[Items from a data source]
------------------------------
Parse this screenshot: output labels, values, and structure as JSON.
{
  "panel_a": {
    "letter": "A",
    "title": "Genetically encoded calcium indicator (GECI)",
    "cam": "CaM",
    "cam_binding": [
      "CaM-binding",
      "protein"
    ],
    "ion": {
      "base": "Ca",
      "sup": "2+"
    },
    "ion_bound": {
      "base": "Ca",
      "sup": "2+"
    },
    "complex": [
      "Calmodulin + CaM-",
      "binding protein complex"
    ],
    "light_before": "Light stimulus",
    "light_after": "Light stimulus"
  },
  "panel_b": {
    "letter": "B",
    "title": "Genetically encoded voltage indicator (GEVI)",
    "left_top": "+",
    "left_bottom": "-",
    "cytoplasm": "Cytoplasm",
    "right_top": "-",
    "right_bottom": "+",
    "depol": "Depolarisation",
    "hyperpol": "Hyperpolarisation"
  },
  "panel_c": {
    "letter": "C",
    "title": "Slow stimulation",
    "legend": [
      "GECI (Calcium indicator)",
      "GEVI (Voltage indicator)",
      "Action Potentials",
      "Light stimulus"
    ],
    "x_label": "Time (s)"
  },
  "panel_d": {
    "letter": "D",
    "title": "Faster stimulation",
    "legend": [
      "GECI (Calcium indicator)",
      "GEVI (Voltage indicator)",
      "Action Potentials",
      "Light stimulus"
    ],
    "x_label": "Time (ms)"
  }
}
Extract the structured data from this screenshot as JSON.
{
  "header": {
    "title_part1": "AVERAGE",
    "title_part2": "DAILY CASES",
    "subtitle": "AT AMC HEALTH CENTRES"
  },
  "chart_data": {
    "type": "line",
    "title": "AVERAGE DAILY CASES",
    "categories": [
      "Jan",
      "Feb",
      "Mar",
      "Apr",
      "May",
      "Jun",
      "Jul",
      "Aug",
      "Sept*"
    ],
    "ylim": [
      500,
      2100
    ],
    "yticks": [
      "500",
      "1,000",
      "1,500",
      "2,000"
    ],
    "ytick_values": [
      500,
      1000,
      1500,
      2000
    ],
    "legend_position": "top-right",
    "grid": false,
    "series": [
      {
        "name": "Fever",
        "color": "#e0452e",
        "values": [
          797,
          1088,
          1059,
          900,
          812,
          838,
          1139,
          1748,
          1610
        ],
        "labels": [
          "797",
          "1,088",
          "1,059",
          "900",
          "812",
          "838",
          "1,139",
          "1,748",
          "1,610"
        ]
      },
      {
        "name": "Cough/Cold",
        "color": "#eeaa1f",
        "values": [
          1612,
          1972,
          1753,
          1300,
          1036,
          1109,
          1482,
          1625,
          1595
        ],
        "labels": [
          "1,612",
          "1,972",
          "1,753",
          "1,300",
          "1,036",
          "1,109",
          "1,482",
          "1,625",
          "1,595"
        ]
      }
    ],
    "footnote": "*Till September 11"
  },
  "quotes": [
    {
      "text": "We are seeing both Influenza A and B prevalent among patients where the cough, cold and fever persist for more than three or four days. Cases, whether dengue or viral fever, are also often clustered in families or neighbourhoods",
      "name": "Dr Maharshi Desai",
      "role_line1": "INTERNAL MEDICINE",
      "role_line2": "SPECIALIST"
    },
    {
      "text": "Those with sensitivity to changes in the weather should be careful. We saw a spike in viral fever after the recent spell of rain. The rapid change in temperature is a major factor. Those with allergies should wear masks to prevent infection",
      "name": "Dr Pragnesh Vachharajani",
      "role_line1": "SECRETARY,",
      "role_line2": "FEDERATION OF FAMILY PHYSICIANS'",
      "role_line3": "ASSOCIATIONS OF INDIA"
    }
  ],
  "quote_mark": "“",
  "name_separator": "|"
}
------------------------------
● **Task item**: Your response should be made up of the lines in the data that contain the word "stimulation".

● **Completed exercise**:
    "title": "Slow stimulation",
    "title": "Faster stimulation",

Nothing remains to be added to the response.